TASK PROMPT:
Go through the material and pull out every line with the string "used" in it.

Dataset records:
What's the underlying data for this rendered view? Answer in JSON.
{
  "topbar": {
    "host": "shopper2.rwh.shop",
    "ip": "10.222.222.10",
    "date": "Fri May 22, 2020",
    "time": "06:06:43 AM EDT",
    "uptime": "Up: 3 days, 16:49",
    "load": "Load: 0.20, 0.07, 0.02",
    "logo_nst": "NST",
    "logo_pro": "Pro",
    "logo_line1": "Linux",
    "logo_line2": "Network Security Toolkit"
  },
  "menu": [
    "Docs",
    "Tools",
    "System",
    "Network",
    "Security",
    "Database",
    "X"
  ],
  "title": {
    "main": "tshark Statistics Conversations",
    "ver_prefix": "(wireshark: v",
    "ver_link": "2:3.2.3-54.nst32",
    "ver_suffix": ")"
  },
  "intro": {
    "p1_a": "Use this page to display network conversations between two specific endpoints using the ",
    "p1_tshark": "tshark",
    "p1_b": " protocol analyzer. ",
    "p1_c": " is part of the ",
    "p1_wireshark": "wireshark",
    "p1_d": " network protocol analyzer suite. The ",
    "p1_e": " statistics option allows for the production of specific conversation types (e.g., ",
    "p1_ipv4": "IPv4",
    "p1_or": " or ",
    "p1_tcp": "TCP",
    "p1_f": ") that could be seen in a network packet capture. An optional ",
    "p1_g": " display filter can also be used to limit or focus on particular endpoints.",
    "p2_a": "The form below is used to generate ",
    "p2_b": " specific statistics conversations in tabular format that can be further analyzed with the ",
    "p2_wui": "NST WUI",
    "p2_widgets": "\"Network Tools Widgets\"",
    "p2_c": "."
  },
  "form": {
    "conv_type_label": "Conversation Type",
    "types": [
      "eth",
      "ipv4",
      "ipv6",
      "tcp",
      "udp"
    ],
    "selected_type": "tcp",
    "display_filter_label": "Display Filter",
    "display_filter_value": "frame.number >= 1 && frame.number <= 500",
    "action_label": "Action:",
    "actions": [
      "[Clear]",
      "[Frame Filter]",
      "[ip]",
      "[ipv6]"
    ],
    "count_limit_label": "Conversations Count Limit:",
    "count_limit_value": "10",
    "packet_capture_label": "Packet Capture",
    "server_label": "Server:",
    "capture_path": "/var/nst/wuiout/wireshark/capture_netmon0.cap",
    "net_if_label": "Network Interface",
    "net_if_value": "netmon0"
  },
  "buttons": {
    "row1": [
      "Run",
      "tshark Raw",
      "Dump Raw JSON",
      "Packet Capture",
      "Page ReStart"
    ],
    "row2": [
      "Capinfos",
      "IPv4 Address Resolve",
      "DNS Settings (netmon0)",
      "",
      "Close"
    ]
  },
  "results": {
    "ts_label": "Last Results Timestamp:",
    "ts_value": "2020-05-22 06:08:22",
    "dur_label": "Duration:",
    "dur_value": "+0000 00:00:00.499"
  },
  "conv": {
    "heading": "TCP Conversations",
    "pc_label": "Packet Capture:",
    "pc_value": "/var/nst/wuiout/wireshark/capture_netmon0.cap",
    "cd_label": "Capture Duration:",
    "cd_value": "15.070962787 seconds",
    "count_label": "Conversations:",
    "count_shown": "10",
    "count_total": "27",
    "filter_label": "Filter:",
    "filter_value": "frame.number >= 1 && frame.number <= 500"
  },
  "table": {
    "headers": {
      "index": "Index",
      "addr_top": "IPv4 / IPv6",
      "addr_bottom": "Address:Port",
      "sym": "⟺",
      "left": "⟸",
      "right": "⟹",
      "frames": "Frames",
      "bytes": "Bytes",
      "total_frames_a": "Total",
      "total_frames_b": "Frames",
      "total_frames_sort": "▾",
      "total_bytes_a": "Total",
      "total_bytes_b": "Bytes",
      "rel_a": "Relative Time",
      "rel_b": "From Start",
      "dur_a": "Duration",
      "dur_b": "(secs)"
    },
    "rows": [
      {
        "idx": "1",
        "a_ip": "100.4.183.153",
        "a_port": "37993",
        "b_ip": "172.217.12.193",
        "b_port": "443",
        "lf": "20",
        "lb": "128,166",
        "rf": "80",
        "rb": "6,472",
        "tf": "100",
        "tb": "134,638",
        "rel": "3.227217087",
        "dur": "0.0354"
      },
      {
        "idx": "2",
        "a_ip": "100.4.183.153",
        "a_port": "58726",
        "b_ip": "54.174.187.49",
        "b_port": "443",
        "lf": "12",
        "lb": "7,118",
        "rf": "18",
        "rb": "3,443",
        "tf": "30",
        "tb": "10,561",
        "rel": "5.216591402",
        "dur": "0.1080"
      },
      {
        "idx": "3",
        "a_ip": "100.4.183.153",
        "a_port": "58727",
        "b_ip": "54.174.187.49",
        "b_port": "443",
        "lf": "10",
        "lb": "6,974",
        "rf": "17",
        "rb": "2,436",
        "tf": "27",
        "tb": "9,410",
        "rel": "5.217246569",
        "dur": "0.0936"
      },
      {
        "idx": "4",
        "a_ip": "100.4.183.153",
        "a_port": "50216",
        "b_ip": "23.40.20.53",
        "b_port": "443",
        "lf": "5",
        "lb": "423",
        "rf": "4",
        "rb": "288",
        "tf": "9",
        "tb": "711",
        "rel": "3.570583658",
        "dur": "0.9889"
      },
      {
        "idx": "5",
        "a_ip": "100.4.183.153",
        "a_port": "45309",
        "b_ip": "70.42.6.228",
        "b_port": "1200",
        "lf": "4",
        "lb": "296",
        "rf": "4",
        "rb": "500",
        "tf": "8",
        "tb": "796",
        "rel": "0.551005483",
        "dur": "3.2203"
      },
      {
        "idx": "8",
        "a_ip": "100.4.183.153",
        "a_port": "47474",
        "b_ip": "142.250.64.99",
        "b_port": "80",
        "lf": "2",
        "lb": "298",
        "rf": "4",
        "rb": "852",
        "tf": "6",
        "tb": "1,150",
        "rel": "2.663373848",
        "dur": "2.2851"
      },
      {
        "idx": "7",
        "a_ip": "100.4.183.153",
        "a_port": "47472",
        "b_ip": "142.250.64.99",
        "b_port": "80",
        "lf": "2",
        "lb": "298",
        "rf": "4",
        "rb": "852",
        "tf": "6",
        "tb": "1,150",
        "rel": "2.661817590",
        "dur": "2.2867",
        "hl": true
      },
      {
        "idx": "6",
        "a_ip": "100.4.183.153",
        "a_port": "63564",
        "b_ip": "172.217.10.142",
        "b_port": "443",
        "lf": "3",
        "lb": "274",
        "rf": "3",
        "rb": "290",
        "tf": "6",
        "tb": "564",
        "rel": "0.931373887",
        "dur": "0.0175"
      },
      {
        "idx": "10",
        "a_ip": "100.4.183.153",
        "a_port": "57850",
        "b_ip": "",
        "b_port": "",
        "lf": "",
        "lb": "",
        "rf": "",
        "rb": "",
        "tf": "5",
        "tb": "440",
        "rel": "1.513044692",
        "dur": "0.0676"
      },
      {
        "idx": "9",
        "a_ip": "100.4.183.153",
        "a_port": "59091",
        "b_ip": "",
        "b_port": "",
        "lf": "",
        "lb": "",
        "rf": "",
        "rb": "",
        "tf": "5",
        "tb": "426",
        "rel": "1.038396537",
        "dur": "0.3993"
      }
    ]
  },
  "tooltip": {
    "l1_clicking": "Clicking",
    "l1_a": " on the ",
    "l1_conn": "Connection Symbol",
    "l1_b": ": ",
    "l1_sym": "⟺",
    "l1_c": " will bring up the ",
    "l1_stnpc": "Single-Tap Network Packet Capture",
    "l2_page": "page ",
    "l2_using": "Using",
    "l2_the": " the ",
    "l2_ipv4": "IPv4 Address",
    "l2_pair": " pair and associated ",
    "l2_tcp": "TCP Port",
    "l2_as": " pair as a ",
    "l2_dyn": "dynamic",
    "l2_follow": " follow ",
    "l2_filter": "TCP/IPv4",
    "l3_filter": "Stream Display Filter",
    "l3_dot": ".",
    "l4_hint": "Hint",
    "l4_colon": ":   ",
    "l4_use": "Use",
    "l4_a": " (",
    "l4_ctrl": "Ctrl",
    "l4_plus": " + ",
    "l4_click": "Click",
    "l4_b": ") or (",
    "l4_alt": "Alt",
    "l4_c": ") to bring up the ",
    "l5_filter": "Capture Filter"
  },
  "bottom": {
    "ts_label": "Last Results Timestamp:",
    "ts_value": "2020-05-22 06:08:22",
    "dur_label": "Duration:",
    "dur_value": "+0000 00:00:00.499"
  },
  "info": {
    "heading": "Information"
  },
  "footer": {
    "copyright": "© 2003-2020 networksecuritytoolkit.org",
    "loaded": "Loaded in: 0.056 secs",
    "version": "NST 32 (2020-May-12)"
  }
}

RESPONSE:
    "p1_g": " display filter can also be used to limit or focus on particular endpoints.",
    "p2_a": "The form below is used to generate ",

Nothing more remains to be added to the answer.